AIM
Gather all lines in the data that hold the string "shǎo".

[Lines of data]
━━━━━━

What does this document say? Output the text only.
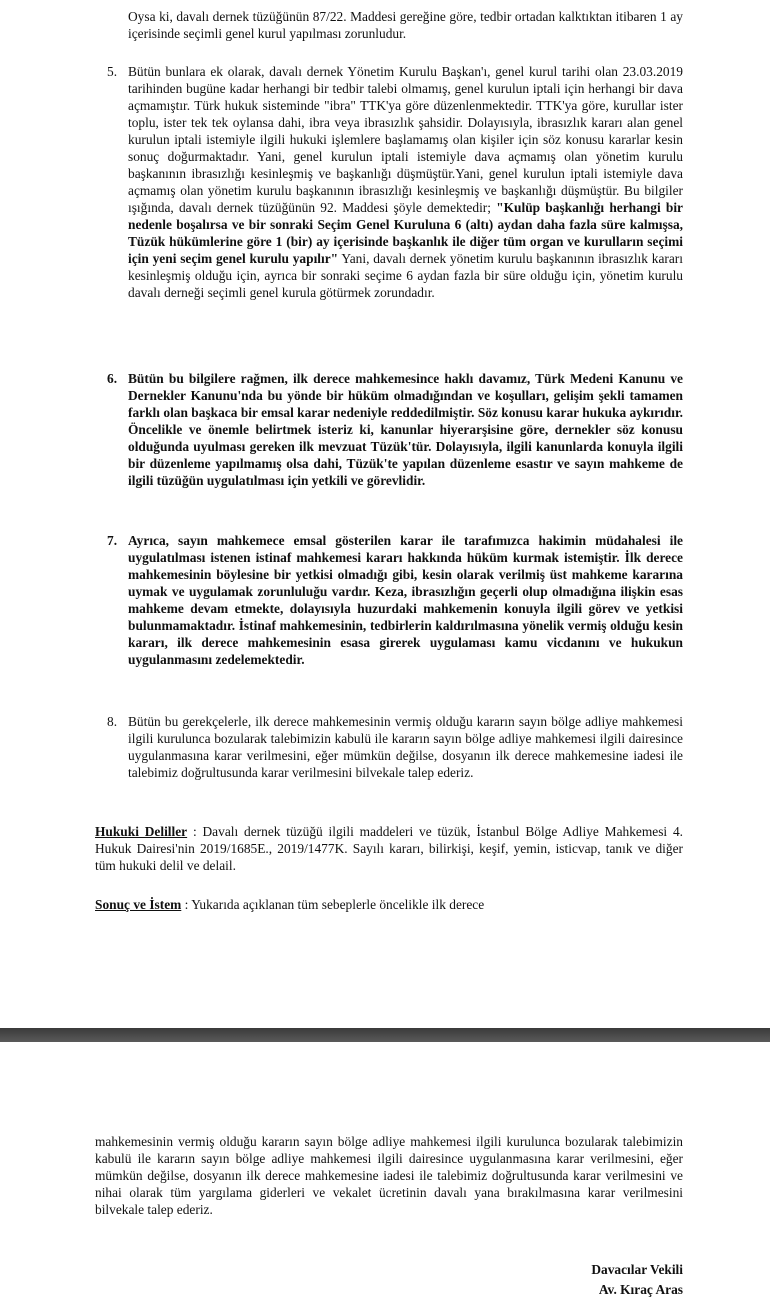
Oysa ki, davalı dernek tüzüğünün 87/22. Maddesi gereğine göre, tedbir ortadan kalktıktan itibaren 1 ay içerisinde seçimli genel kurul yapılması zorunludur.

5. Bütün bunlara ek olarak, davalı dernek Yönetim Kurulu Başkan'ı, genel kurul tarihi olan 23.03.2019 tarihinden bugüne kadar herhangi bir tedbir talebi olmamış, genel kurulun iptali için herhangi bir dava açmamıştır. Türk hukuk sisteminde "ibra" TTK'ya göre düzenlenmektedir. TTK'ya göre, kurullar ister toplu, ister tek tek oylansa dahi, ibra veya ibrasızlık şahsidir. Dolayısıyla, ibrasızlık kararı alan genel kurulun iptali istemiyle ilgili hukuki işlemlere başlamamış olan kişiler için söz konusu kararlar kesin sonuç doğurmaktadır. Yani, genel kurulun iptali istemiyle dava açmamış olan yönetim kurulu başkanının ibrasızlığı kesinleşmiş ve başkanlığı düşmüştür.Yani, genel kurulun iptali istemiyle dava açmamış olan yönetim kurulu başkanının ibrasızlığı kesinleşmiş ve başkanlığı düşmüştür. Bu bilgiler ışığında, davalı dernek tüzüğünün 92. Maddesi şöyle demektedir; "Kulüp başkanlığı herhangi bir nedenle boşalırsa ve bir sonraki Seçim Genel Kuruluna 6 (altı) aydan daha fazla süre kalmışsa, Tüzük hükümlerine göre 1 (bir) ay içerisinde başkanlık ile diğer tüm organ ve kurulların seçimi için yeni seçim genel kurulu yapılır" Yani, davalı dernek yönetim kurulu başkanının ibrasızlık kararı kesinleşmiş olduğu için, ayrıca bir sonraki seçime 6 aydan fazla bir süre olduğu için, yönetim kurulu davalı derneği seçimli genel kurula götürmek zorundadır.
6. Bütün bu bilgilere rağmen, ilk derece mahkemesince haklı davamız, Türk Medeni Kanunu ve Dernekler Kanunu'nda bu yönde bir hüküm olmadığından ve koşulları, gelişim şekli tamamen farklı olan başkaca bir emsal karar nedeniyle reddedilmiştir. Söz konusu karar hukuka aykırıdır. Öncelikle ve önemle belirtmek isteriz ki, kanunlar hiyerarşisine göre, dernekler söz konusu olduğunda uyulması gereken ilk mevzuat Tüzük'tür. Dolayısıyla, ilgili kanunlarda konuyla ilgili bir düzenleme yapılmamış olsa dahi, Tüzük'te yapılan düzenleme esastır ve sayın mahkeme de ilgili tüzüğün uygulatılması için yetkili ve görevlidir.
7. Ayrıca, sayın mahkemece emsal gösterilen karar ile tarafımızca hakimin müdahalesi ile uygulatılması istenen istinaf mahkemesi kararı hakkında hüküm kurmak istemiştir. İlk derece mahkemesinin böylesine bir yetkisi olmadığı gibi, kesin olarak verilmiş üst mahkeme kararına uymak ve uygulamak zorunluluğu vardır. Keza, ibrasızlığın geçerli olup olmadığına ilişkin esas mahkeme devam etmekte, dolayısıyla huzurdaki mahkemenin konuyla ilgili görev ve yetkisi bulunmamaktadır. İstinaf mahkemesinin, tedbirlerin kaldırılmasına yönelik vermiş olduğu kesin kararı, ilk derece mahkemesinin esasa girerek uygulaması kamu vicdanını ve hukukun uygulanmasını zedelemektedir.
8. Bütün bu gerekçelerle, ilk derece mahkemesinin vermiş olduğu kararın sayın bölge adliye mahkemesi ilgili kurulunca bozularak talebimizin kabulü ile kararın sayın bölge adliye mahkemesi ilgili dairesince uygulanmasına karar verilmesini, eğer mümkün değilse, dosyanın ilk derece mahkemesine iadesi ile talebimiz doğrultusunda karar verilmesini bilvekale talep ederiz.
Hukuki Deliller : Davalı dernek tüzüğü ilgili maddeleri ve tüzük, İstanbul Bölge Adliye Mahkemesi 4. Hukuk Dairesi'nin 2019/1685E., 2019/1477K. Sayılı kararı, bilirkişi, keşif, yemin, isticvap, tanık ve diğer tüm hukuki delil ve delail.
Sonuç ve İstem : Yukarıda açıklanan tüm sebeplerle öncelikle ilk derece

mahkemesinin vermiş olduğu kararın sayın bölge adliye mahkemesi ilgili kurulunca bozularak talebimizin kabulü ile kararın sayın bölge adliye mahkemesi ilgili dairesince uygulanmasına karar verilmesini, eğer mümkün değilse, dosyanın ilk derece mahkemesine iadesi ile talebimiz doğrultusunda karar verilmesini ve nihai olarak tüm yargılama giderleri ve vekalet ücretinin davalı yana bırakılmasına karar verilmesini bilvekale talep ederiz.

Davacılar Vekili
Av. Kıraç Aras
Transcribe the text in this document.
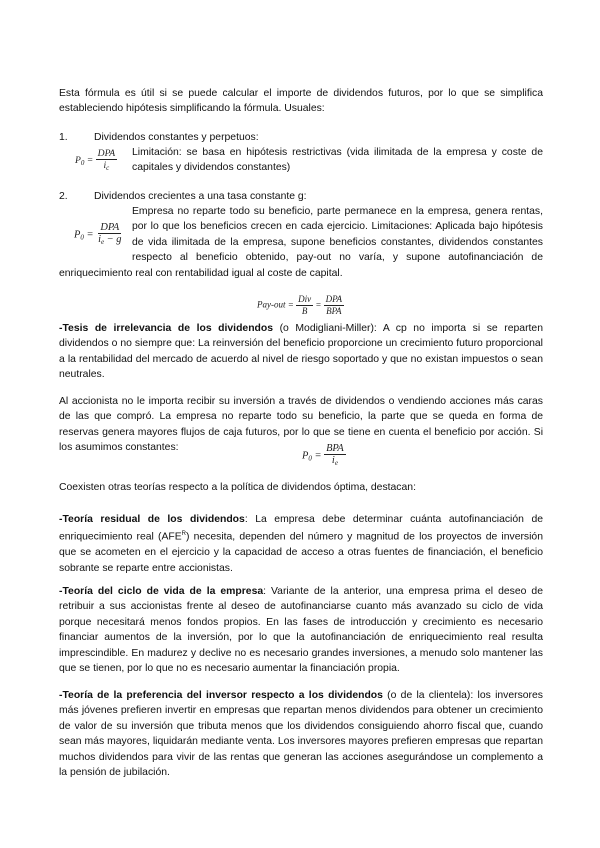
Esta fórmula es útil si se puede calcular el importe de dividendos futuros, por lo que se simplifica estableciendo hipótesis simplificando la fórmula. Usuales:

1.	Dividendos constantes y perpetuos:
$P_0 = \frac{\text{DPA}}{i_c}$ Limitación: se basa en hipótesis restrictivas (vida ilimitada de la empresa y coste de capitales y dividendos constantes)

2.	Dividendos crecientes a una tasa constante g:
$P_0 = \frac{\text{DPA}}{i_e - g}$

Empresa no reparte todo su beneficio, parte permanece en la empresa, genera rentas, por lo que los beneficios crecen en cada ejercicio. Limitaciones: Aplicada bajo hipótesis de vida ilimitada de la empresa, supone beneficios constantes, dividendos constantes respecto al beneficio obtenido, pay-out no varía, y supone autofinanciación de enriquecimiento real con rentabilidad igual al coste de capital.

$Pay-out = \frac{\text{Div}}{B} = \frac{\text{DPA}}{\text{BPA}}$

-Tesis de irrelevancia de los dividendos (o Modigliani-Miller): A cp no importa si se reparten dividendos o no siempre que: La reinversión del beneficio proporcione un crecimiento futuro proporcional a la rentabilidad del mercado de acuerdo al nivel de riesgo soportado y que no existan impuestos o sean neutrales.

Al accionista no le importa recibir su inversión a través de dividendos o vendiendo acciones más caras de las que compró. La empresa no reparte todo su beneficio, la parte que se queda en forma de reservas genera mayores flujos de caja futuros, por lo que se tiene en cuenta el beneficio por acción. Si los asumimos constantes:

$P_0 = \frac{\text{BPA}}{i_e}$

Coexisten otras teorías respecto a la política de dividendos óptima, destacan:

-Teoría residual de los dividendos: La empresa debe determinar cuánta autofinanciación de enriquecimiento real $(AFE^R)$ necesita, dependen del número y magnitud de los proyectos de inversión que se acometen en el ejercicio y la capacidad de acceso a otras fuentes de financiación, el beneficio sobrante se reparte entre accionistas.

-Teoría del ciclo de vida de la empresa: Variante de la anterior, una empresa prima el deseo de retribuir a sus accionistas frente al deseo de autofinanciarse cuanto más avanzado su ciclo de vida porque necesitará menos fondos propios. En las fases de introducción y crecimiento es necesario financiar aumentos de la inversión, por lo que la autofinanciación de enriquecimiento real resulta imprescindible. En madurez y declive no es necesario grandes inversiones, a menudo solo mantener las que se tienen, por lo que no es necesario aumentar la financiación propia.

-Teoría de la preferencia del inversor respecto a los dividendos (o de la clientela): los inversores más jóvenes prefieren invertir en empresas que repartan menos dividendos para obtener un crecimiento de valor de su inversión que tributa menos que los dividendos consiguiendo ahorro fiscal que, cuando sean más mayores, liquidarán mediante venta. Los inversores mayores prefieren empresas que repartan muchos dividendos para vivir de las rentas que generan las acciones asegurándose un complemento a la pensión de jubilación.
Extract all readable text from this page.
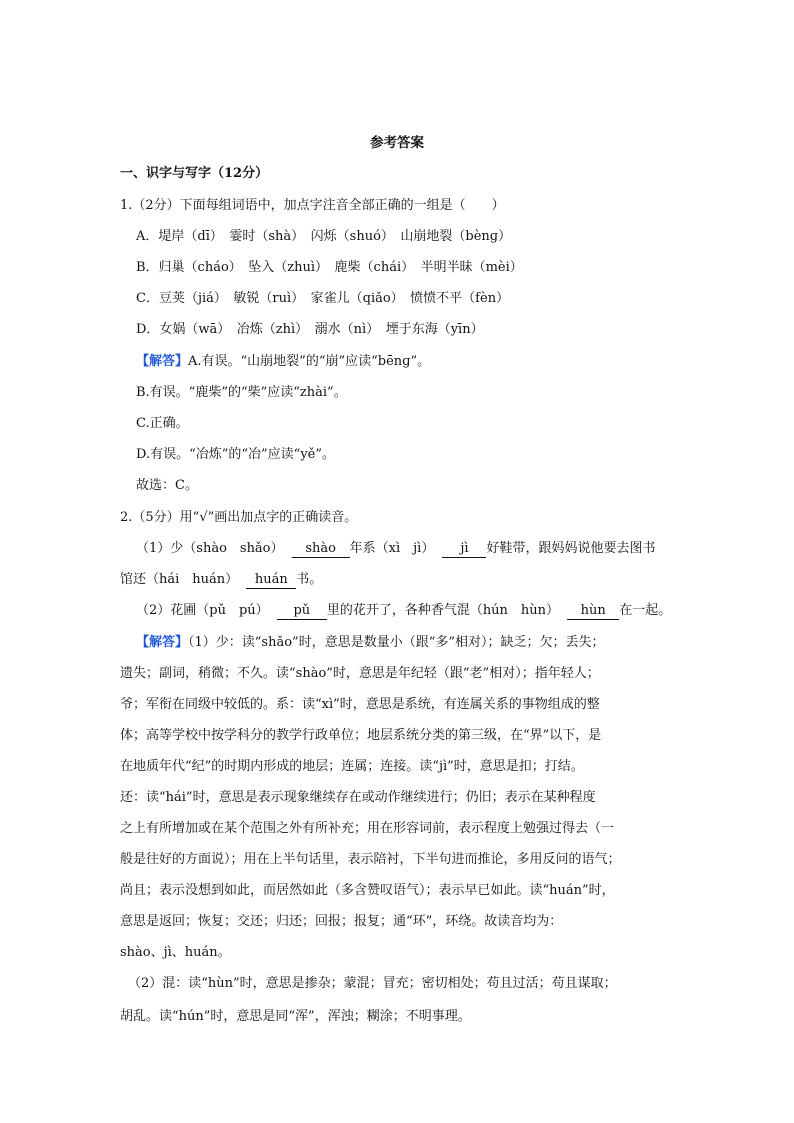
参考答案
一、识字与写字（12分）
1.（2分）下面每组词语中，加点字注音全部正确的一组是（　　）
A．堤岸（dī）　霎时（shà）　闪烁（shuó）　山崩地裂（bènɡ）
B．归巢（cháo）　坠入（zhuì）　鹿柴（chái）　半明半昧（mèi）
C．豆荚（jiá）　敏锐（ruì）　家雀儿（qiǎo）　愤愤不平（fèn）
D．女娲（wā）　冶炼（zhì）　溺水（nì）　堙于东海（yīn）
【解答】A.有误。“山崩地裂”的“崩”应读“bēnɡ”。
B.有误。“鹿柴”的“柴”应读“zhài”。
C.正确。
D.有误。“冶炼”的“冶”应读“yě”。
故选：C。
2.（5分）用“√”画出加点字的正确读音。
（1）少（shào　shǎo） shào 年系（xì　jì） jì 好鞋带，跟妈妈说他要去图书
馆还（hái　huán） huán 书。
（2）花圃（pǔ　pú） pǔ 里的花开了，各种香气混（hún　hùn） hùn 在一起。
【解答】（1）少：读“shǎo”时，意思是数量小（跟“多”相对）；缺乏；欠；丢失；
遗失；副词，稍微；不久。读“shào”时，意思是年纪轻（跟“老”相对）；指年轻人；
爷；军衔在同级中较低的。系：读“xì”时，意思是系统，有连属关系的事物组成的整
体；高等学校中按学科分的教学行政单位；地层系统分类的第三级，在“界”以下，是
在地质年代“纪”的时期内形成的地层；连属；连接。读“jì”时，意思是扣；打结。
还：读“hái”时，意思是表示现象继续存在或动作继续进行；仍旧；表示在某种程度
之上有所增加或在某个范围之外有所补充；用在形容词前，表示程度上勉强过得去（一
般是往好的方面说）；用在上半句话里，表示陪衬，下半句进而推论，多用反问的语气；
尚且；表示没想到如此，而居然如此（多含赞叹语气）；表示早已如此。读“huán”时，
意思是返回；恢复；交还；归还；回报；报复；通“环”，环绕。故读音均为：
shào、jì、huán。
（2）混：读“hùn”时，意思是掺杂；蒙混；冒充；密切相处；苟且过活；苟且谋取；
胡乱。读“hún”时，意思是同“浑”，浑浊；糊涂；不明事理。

━━━━━━

RESPONSE TO THIS TASK
（1）少（shào　shǎo） shào 年系（xì　jì） jì 好鞋带，跟妈妈说他要去图书
【解答】（1）少：读“shǎo”时，意思是数量小（跟“多”相对）；缺乏；欠；丢失；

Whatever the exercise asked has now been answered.